* **PROBLEM STATEMENT**: Output all of the data below exactly as given.

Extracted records
<<<<
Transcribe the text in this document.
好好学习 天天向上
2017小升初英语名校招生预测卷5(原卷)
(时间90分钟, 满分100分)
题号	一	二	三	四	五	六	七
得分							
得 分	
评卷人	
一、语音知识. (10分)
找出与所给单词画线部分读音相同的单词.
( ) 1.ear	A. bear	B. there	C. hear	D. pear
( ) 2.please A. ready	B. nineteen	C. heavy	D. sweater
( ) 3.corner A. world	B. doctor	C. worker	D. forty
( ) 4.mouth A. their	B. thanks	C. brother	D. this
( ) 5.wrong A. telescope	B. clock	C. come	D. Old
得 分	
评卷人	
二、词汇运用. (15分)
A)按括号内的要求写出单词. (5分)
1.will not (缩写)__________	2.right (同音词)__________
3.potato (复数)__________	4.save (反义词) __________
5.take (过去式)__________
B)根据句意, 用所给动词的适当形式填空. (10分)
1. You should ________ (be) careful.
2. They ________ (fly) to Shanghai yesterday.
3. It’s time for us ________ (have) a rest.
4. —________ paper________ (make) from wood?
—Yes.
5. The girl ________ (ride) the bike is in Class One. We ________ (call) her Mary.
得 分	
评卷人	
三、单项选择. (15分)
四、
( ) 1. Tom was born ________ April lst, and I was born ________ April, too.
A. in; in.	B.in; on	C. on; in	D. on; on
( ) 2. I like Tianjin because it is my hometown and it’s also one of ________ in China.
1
>>>>
* **EXPECTED OUTPUT**:
Transcribe the text in this document.
好好学习 天天向上
2017小升初英语名校招生预测卷5(原卷)
(时间90分钟, 满分100分)
题号	一	二	三	四	五	六	七
得分							
得 分	
评卷人	
一、语音知识. (10分)
找出与所给单词画线部分读音相同的单词.
( ) 1.ear	A. bear	B. there	C. hear	D. pear
( ) 2.please A. ready	B. nineteen	C. heavy	D. sweater
( ) 3.corner A. world	B. doctor	C. worker	D. forty
( ) 4.mouth A. their	B. thanks	C. brother	D. this
( ) 5.wrong A. telescope	B. clock	C. come	D. Old
得 分	
评卷人	
二、词汇运用. (15分)
A)按括号内的要求写出单词. (5分)
1.will not (缩写)__________	2.right (同音词)__________
3.potato (复数)__________	4.save (反义词) __________
5.take (过去式)__________
B)根据句意, 用所给动词的适当形式填空. (10分)
1. You should ________ (be) careful.
2. They ________ (fly) to Shanghai yesterday.
3. It’s time for us ________ (have) a rest.
4. —________ paper________ (make) from wood?
—Yes.
5. The girl ________ (ride) the bike is in Class One. We ________ (call) her Mary.
得 分	
评卷人	
三、单项选择. (15分)
四、
( ) 1. Tom was born ________ April lst, and I was born ________ April, too.
A. in; in.	B.in; on	C. on; in	D. on; on
( ) 2. I like Tianjin because it is my hometown and it’s also one of ________ in China.
1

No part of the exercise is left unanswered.